(EXERCISE DESCRIPTION): Scan the lines below for the string "patrimoine" and report how many lines contain it, giving only the number.

(MATERIALS PROVIDED):
-- -- --

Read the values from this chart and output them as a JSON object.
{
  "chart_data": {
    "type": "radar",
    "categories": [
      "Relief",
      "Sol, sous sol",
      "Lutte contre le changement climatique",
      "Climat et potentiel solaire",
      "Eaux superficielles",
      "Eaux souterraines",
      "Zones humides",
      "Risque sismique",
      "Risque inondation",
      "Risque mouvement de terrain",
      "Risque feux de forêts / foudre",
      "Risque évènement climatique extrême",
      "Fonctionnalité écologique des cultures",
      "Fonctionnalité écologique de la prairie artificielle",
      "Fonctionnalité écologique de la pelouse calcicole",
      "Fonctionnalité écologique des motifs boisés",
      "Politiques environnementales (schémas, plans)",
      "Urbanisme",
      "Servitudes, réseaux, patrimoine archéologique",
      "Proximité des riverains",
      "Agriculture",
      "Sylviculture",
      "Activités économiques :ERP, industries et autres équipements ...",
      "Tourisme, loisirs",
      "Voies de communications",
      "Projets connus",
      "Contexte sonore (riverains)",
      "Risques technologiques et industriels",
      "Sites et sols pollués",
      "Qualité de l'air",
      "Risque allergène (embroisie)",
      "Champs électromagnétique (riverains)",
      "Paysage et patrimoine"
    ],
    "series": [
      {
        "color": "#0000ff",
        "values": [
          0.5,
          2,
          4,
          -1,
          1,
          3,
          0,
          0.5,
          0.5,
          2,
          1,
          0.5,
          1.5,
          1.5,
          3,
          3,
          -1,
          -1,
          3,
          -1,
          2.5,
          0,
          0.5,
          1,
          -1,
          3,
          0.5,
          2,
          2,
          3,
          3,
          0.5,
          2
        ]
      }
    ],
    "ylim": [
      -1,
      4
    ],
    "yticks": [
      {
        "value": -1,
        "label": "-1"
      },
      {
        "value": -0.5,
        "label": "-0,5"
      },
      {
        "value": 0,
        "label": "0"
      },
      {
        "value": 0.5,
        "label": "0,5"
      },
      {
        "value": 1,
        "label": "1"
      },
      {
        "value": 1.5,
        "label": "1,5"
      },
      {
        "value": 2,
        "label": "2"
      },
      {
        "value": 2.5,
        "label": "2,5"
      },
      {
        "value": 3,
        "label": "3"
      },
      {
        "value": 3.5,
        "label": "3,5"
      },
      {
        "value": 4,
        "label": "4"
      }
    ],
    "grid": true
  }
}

-- -- --

(SOLUTION TO THIS EXERCISE): 2